### What is required
All of the data should be output character for character, except the pictures.

======

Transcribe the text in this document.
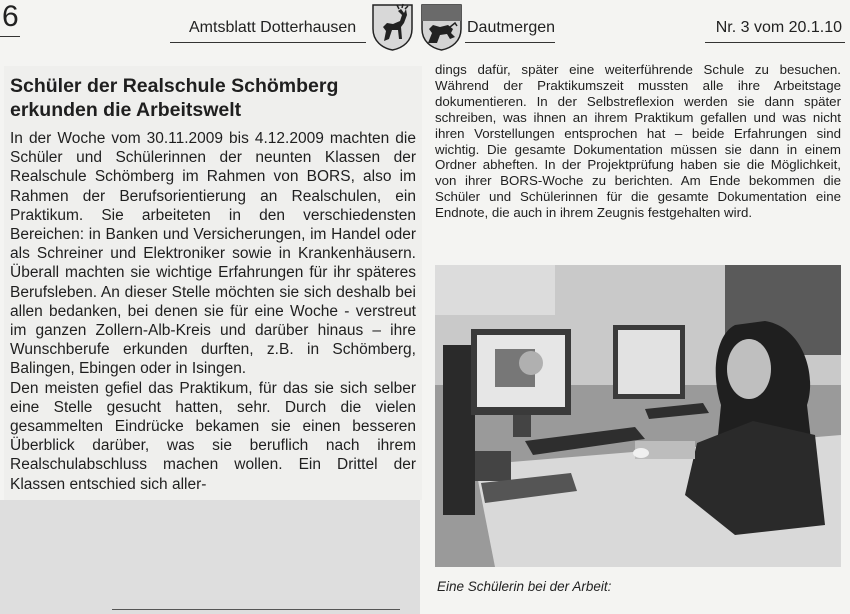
6	Amtsblatt Dotterhausen	Dautmergen	Nr. 3 vom 20.1.10
Schüler der Realschule Schömberg erkunden die Arbeitswelt

In der Woche vom 30.11.2009 bis 4.12.2009 machten die Schüler und Schülerinnen der neunten Klassen der Realschule Schömberg im Rahmen von BORS, also im Rahmen der Berufsorientierung an Realschulen, ein Praktikum. Sie arbeiteten in den verschiedensten Bereichen: in Banken und Versicherungen, im Handel oder als Schreiner und Elektroniker sowie in Krankenhäusern. Überall machten sie wichtige Erfahrungen für ihr späteres Berufsleben. An dieser Stelle möchten sie sich deshalb bei allen bedanken, bei denen sie für eine Woche - verstreut im ganzen Zollern-Alb-Kreis und darüber hinaus – ihre Wunschberufe erkunden durften, z.B. in Schömberg, Balingen, Ebingen oder in Isingen.

Den meisten gefiel das Praktikum, für das sie sich selber eine Stelle gesucht hatten, sehr. Durch die vielen gesammelten Eindrücke bekamen sie einen besseren Überblick darüber, was sie beruflich nach ihrem Realschulabschluss machen wollen. Ein Drittel der Klassen entschied sich aller-

dings dafür, später eine weiterführende Schule zu besuchen. Während der Praktikumszeit mussten alle ihre Arbeitstage dokumentieren. In der Selbstreflexion werden sie dann später schreiben, was ihnen an ihrem Praktikum gefallen und was nicht ihren Vorstellungen entsprochen hat – beide Erfahrungen sind wichtig. Die gesamte Dokumentation müssen sie dann in einem Ordner abheften. In der Projektprüfung haben sie die Möglichkeit, von ihrer BORS-Woche zu berichten. Am Ende bekommen die Schüler und Schülerinnen für die gesamte Dokumentation eine Endnote, die auch in ihrem Zeugnis festgehalten wird.
Eine Schülerin bei der Arbeit:
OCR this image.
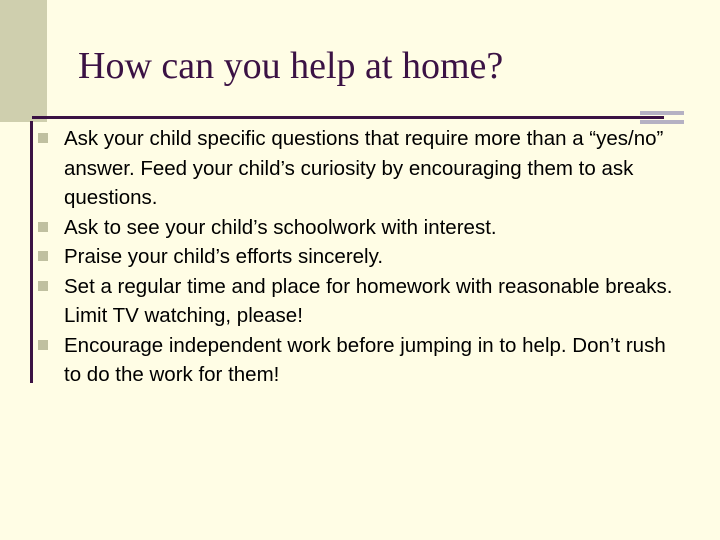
How can you help at home?
Ask your child specific questions that require more than a “yes/no” answer. Feed your child’s curiosity by encouraging them to ask questions.
Ask to see your child’s schoolwork with interest.
Praise your child’s efforts sincerely.
Set a regular time and place for homework with reasonable breaks. Limit TV watching, please!
Encourage independent work before jumping in to help. Don’t rush to do the work for them!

======

### Response for this exercise
Transcribe the text in this document.
6	Amtsblatt Dotterhausen	Dautmergen	Nr. 3 vom 20.1.10
Schüler der Realschule Schömberg erkunden die Arbeitswelt

In der Woche vom 30.11.2009 bis 4.12.2009 machten die Schüler und Schülerinnen der neunten Klassen der Realschule Schömberg im Rahmen von BORS, also im Rahmen der Berufsorientierung an Realschulen, ein Praktikum. Sie arbeiteten in den verschiedensten Bereichen: in Banken und Versicherungen, im Handel oder als Schreiner und Elektroniker sowie in Krankenhäusern. Überall machten sie wichtige Erfahrungen für ihr späteres Berufsleben. An dieser Stelle möchten sie sich deshalb bei allen bedanken, bei denen sie für eine Woche - verstreut im ganzen Zollern-Alb-Kreis und darüber hinaus – ihre Wunschberufe erkunden durften, z.B. in Schömberg, Balingen, Ebingen oder in Isingen.

Den meisten gefiel das Praktikum, für das sie sich selber eine Stelle gesucht hatten, sehr. Durch die vielen gesammelten Eindrücke bekamen sie einen besseren Überblick darüber, was sie beruflich nach ihrem Realschulabschluss machen wollen. Ein Drittel der Klassen entschied sich aller-

dings dafür, später eine weiterführende Schule zu besuchen. Während der Praktikumszeit mussten alle ihre Arbeitstage dokumentieren. In der Selbstreflexion werden sie dann später schreiben, was ihnen an ihrem Praktikum gefallen und was nicht ihren Vorstellungen entsprochen hat – beide Erfahrungen sind wichtig. Die gesamte Dokumentation müssen sie dann in einem Ordner abheften. In der Projektprüfung haben sie die Möglichkeit, von ihrer BORS-Woche zu berichten. Am Ende bekommen die Schüler und Schülerinnen für die gesamte Dokumentation eine Endnote, die auch in ihrem Zeugnis festgehalten wird.
Eine Schülerin bei der Arbeit:
OCR this image.
How can you help at home?
Ask your child specific questions that require more than a “yes/no” answer. Feed your child’s curiosity by encouraging them to ask questions.
Ask to see your child’s schoolwork with interest.
Praise your child’s efforts sincerely.
Set a regular time and place for homework with reasonable breaks. Limit TV watching, please!
Encourage independent work before jumping in to help. Don’t rush to do the work for them!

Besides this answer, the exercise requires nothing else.